- _YOUR OBJECTIVE_
Write out each line in which the string "JSON" is present.

- _ROWS_

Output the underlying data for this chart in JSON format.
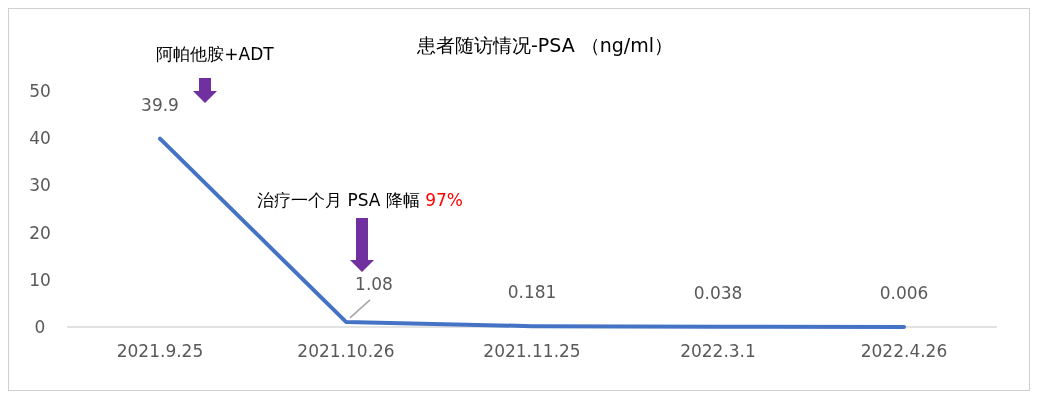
{
  "chart_data": {
    "type": "line",
    "title": "患者随访情况-PSA （ng/ml）",
    "categories": [
      "2021.9.25",
      "2021.10.26",
      "2021.11.25",
      "2022.3.1",
      "2022.4.26"
    ],
    "series": [
      {
        "color": "#4472c4",
        "values": [
          39.9,
          1.08,
          0.181,
          0.038,
          0.006
        ]
      }
    ],
    "ylim": [
      0,
      50
    ],
    "yticks": [
      0,
      10,
      20,
      30,
      40,
      50
    ],
    "grid": false,
    "marker": "none",
    "line_style": "solid",
    "data_labels": true,
    "annotations": [
      "阿帕他胺+ADT",
      "治疗一个月 PSA 降幅 97%"
    ]
  }
}
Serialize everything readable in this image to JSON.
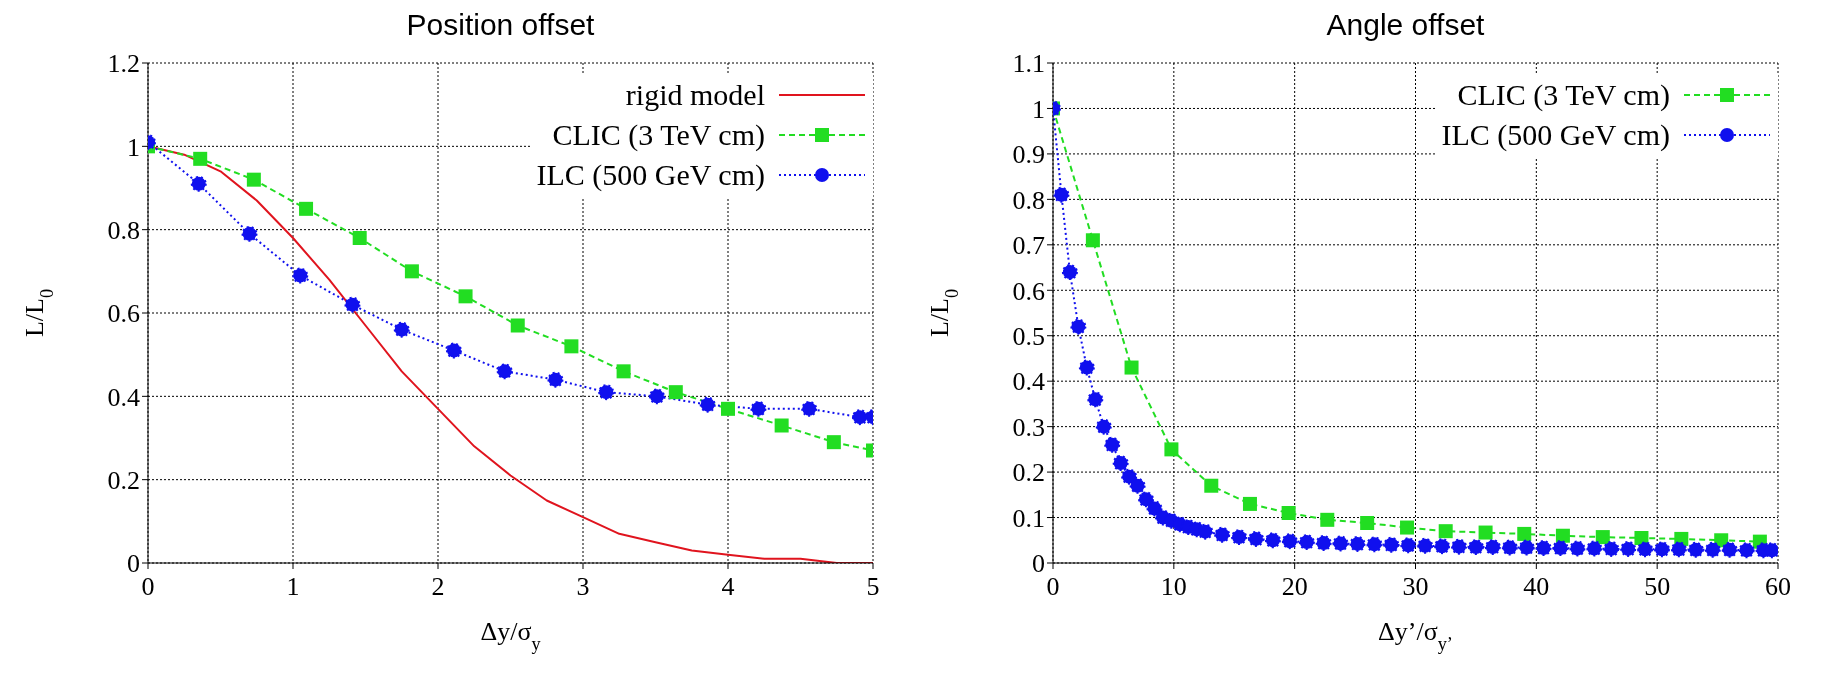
{
  "chart_data": [
    {
      "type": "line",
      "title": "Position offset",
      "xlabel": "Δy/σ$_{y}$",
      "ylabel": "L/L$_{0}$",
      "xlim": [
        0,
        5
      ],
      "xticks": [
        0,
        1,
        2,
        3,
        4,
        5
      ],
      "ylim": [
        0,
        1.2
      ],
      "yticks": [
        0,
        0.2,
        0.4,
        0.6,
        0.8,
        1,
        1.2
      ],
      "grid": true,
      "legend": "top right",
      "series": [
        {
          "name": "rigid model",
          "color": "#e0141e",
          "marker": "none",
          "line_style": "solid",
          "x": [
            0,
            0.25,
            0.5,
            0.75,
            1,
            1.25,
            1.5,
            1.75,
            2,
            2.25,
            2.5,
            2.75,
            3,
            3.25,
            3.5,
            3.75,
            4,
            4.25,
            4.5,
            4.75,
            5
          ],
          "values": [
            1,
            0.98,
            0.94,
            0.87,
            0.78,
            0.68,
            0.57,
            0.46,
            0.37,
            0.28,
            0.21,
            0.15,
            0.11,
            0.07,
            0.05,
            0.03,
            0.02,
            0.01,
            0.01,
            0,
            0
          ]
        },
        {
          "name": "CLIC (3 TeV cm)",
          "color": "#22dd22",
          "marker": "square",
          "line_style": "dashed",
          "x": [
            0,
            0.36,
            0.73,
            1.09,
            1.46,
            1.82,
            2.19,
            2.55,
            2.92,
            3.28,
            3.64,
            4.0,
            4.37,
            4.73,
            5
          ],
          "values": [
            1.0,
            0.97,
            0.92,
            0.85,
            0.78,
            0.7,
            0.64,
            0.57,
            0.52,
            0.46,
            0.41,
            0.37,
            0.33,
            0.29,
            0.27
          ]
        },
        {
          "name": "ILC (500 GeV cm)",
          "color": "#1010ee",
          "marker": "circle",
          "line_style": "dotted",
          "x": [
            0,
            0.35,
            0.7,
            1.05,
            1.41,
            1.75,
            2.11,
            2.46,
            2.81,
            3.16,
            3.51,
            3.86,
            4.21,
            4.56,
            4.91,
            5
          ],
          "values": [
            1.01,
            0.91,
            0.79,
            0.69,
            0.62,
            0.56,
            0.51,
            0.46,
            0.44,
            0.41,
            0.4,
            0.38,
            0.37,
            0.37,
            0.35,
            0.35
          ]
        }
      ]
    },
    {
      "type": "line",
      "title": "Angle offset",
      "xlabel": "Δy’/σ$_{y’}$",
      "ylabel": "L/L$_{0}$",
      "xlim": [
        0,
        60
      ],
      "xticks": [
        0,
        10,
        20,
        30,
        40,
        50,
        60
      ],
      "ylim": [
        0,
        1.1
      ],
      "yticks": [
        0,
        0.1,
        0.2,
        0.3,
        0.4,
        0.5,
        0.6,
        0.7,
        0.8,
        0.9,
        1,
        1.1
      ],
      "grid": true,
      "legend": "top right",
      "series": [
        {
          "name": "CLIC (3 TeV cm)",
          "color": "#22dd22",
          "marker": "square",
          "line_style": "dashed",
          "x": [
            0,
            3.3,
            6.5,
            9.8,
            13.1,
            16.3,
            19.5,
            22.7,
            26,
            29.3,
            32.5,
            35.8,
            39,
            42.2,
            45.5,
            48.7,
            52,
            55.3,
            58.5
          ],
          "values": [
            1.0,
            0.71,
            0.43,
            0.25,
            0.17,
            0.13,
            0.11,
            0.095,
            0.088,
            0.078,
            0.07,
            0.067,
            0.064,
            0.06,
            0.057,
            0.055,
            0.053,
            0.05,
            0.047
          ]
        },
        {
          "name": "ILC (500 GeV cm)",
          "color": "#1010ee",
          "marker": "circle",
          "line_style": "dotted",
          "x": [
            0,
            0.7,
            1.4,
            2.1,
            2.8,
            3.5,
            4.2,
            4.9,
            5.6,
            6.3,
            7,
            7.7,
            8.4,
            9.1,
            9.8,
            10.5,
            11.2,
            11.9,
            12.6,
            14,
            15.4,
            16.8,
            18.2,
            19.6,
            21,
            22.4,
            23.8,
            25.2,
            26.6,
            28,
            29.4,
            30.8,
            32.2,
            33.6,
            35,
            36.4,
            37.8,
            39.2,
            40.6,
            42,
            43.4,
            44.8,
            46.2,
            47.6,
            49,
            50.4,
            51.8,
            53.2,
            54.6,
            56,
            57.4,
            58.8,
            59.5
          ],
          "values": [
            1.0,
            0.81,
            0.64,
            0.52,
            0.43,
            0.36,
            0.3,
            0.26,
            0.22,
            0.19,
            0.17,
            0.14,
            0.12,
            0.1,
            0.093,
            0.085,
            0.079,
            0.074,
            0.069,
            0.062,
            0.057,
            0.053,
            0.05,
            0.048,
            0.046,
            0.044,
            0.043,
            0.042,
            0.041,
            0.04,
            0.039,
            0.038,
            0.037,
            0.036,
            0.035,
            0.035,
            0.034,
            0.034,
            0.033,
            0.033,
            0.032,
            0.032,
            0.031,
            0.031,
            0.03,
            0.03,
            0.03,
            0.029,
            0.029,
            0.029,
            0.028,
            0.028,
            0.028
          ]
        }
      ]
    }
  ]
}
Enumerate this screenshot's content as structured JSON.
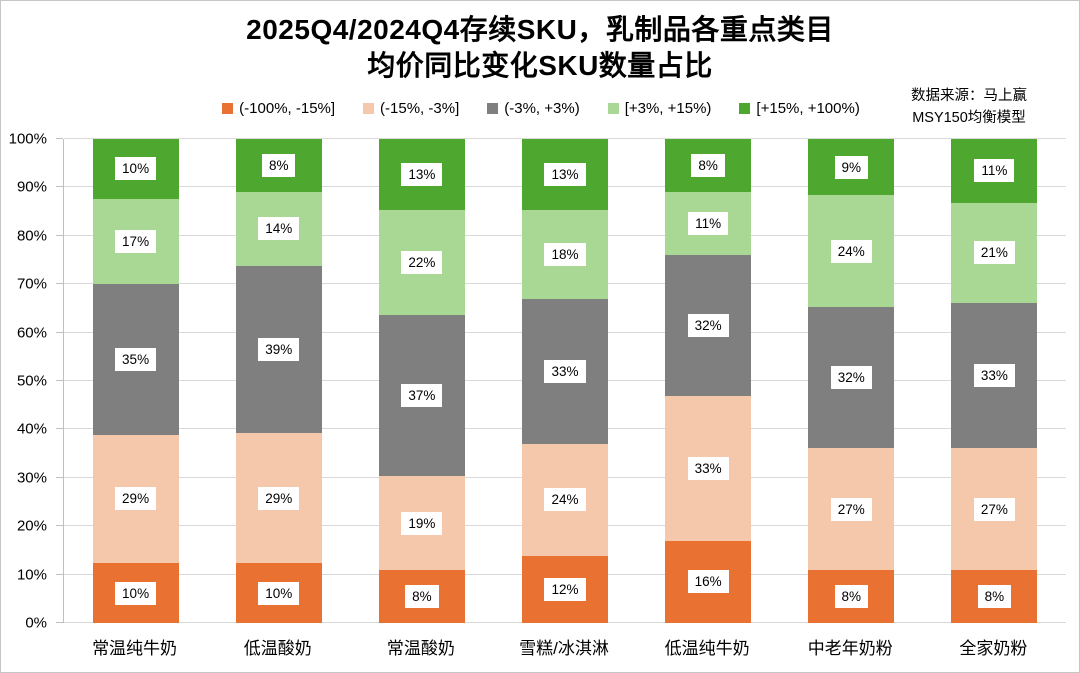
{
  "title": {
    "line1": "2025Q4/2024Q4存续SKU，乳制品各重点类目",
    "line2": "均价同比变化SKU数量占比"
  },
  "source_note": {
    "line1": "数据来源：马上赢",
    "line2": "MSY150均衡模型"
  },
  "y_axis": {
    "tick_labels": [
      "100%",
      "90%",
      "80%",
      "70%",
      "60%",
      "50%",
      "40%",
      "30%",
      "20%",
      "10%",
      "0%"
    ]
  },
  "chart_data": {
    "type": "bar",
    "stacking": "percent",
    "title": "2025Q4/2024Q4存续SKU，乳制品各重点类目均价同比变化SKU数量占比",
    "categories": [
      "常温纯牛奶",
      "低温酸奶",
      "常温酸奶",
      "雪糕/冰淇淋",
      "低温纯牛奶",
      "中老年奶粉",
      "全家奶粉"
    ],
    "series": [
      {
        "name": "(-100%, -15%]",
        "color": "#E97132",
        "values": [
          10,
          10,
          8,
          12,
          16,
          8,
          8
        ]
      },
      {
        "name": "(-15%, -3%]",
        "color": "#F5C7AB",
        "values": [
          29,
          29,
          19,
          24,
          33,
          27,
          27
        ]
      },
      {
        "name": "(-3%, +3%)",
        "color": "#7F7F7F",
        "values": [
          35,
          39,
          37,
          33,
          32,
          32,
          33
        ]
      },
      {
        "name": "[+3%, +15%)",
        "color": "#A9D794",
        "values": [
          17,
          14,
          22,
          18,
          11,
          24,
          21
        ]
      },
      {
        "name": "[+15%, +100%)",
        "color": "#4EA72E",
        "values": [
          10,
          8,
          13,
          13,
          8,
          9,
          11
        ]
      }
    ],
    "value_suffix": "%",
    "ylim": [
      0,
      100
    ],
    "grid": true,
    "legend_position": "top",
    "data_labels": "white boxes, black text, centered in each segment"
  },
  "colors": {
    "gridline": "#D9D9D9",
    "axis": "#BFBFBF",
    "label_bg": "#FFFFFF",
    "text": "#000000"
  }
}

- _RESPONSE TO THIS TASK_
Output the underlying data for this chart in JSON format.
Serialize everything readable in this image to JSON.
Enumerate this screenshot's content as structured JSON.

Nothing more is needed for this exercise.